---------- Exercise data ----------

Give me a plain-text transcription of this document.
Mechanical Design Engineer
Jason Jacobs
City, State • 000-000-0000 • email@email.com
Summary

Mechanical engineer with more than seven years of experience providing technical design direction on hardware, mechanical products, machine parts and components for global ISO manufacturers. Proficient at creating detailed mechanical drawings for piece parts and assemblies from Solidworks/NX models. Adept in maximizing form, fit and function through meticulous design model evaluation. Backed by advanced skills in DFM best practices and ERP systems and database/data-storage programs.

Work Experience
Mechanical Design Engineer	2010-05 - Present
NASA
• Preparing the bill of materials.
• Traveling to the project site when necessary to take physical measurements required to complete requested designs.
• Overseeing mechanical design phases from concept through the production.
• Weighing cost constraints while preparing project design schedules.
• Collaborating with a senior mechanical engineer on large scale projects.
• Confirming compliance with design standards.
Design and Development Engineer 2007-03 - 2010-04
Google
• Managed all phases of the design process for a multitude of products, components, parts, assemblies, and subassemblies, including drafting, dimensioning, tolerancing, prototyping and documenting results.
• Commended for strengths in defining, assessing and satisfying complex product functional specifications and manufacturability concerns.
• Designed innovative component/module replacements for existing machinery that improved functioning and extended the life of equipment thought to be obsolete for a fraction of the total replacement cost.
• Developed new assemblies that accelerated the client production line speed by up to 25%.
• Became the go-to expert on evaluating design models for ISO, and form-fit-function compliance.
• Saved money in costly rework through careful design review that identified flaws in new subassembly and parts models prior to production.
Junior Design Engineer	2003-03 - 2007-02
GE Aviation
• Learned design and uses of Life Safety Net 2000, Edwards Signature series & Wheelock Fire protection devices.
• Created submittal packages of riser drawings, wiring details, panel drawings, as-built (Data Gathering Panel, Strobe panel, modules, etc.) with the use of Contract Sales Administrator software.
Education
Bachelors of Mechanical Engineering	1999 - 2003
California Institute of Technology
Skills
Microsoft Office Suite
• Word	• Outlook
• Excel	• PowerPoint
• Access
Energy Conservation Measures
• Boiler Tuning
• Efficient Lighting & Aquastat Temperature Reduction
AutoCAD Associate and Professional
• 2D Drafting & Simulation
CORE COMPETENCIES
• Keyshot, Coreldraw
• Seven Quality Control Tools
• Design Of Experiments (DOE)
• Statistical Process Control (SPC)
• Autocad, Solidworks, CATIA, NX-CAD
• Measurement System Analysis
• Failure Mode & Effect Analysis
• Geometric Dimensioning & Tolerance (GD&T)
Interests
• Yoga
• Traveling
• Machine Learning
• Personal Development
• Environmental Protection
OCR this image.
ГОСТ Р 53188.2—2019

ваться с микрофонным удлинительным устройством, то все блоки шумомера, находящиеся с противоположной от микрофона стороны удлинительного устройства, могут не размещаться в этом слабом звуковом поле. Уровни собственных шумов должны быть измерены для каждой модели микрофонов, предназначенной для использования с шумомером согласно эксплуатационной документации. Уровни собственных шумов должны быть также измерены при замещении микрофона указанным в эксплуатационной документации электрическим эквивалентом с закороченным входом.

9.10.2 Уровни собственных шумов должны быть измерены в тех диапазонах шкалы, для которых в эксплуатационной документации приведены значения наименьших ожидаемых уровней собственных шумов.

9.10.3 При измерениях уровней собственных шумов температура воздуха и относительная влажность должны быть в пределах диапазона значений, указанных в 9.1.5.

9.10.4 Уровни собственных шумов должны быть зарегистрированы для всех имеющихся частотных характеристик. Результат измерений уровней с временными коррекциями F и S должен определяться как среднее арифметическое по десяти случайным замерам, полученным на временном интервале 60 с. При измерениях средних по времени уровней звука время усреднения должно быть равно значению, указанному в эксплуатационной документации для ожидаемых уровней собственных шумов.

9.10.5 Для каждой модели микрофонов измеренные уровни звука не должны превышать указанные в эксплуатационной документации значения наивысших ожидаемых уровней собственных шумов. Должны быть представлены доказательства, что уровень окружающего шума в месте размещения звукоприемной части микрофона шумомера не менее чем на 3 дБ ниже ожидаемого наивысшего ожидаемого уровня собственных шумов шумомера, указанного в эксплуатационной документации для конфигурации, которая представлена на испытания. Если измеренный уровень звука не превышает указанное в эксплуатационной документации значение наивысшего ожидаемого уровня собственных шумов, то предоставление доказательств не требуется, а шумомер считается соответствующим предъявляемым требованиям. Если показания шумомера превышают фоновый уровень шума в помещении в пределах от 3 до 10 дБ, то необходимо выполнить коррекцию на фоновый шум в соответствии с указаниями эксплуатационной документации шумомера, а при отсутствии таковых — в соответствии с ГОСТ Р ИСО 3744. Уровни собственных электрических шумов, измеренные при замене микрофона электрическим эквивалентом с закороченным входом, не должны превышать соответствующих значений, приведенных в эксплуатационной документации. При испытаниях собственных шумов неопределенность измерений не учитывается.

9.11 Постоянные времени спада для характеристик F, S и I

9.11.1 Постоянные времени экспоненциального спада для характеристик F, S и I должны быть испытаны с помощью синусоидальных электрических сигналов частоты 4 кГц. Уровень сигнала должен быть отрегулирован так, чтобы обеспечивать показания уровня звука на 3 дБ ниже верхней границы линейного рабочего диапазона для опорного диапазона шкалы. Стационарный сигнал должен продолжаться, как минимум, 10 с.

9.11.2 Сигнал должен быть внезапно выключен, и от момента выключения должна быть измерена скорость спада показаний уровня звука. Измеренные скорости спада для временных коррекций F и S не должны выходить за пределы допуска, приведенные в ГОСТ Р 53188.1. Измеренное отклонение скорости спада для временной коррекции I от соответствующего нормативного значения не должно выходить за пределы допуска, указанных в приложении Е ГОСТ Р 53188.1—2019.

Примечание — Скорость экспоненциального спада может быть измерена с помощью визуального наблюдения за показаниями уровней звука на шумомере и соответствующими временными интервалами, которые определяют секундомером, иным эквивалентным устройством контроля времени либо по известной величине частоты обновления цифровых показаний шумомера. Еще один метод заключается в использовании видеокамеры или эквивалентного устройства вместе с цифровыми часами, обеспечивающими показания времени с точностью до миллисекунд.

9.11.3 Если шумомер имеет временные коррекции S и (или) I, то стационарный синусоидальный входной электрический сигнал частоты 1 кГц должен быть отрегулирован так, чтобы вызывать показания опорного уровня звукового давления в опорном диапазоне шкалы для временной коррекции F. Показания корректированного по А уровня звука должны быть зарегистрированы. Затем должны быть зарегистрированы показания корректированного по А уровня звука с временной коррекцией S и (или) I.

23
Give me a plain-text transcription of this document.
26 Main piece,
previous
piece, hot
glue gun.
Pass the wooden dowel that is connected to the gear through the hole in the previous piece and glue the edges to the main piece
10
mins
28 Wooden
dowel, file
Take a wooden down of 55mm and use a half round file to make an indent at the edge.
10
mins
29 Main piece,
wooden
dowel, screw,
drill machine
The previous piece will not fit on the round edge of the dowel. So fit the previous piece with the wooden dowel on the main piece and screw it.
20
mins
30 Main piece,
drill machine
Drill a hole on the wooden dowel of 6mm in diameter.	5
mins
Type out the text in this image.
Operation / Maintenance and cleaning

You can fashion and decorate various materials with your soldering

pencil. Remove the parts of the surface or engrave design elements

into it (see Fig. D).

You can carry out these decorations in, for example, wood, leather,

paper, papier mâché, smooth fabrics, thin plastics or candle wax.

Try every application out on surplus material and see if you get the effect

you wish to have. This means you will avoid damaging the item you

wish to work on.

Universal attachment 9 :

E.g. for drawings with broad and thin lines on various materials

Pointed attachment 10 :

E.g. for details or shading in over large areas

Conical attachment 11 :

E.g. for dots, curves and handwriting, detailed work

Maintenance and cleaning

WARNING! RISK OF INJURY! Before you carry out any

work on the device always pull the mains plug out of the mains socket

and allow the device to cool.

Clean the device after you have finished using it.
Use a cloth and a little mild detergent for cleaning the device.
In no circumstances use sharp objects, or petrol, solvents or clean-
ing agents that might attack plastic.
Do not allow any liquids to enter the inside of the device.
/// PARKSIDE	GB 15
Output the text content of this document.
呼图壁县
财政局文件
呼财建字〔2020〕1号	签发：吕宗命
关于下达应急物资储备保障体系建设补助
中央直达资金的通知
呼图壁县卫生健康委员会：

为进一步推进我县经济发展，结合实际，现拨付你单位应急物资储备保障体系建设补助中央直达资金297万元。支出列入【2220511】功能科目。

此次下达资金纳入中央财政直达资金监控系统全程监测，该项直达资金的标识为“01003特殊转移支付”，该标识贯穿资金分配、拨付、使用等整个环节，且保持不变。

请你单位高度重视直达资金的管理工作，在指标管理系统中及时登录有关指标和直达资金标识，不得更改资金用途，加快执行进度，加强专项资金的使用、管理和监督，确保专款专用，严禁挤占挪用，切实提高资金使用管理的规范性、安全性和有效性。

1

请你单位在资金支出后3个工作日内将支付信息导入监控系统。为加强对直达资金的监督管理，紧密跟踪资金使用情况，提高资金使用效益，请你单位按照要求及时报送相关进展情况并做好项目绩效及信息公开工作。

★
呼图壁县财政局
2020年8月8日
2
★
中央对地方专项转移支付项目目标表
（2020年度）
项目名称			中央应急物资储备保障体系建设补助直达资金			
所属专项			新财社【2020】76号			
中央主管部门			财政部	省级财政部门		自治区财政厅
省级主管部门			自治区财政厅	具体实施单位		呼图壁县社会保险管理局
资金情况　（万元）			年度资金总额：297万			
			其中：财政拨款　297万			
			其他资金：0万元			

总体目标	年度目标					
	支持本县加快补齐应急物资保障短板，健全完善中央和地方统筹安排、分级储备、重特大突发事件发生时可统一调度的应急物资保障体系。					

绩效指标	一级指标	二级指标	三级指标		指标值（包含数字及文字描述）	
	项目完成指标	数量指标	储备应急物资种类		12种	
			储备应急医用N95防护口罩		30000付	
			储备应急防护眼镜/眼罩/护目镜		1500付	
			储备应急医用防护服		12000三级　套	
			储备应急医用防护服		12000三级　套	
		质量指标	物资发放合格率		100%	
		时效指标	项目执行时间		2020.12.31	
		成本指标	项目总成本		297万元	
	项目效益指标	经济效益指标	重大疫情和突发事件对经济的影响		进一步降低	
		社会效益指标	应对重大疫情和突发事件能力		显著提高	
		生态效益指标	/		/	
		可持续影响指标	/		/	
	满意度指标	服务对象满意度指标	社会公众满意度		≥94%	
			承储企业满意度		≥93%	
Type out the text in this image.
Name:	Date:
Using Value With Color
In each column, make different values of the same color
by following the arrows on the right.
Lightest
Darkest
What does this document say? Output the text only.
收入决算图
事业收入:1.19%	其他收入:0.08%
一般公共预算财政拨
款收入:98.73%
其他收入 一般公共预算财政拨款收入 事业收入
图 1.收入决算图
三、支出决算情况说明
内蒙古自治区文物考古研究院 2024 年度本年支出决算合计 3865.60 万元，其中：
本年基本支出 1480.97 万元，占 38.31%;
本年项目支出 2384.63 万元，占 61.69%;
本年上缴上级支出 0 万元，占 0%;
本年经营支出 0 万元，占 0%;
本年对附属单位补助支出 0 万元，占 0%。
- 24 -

----------

Going over the lines above, work out how many include "указанных", then give only that number.

* _Task answer_: 2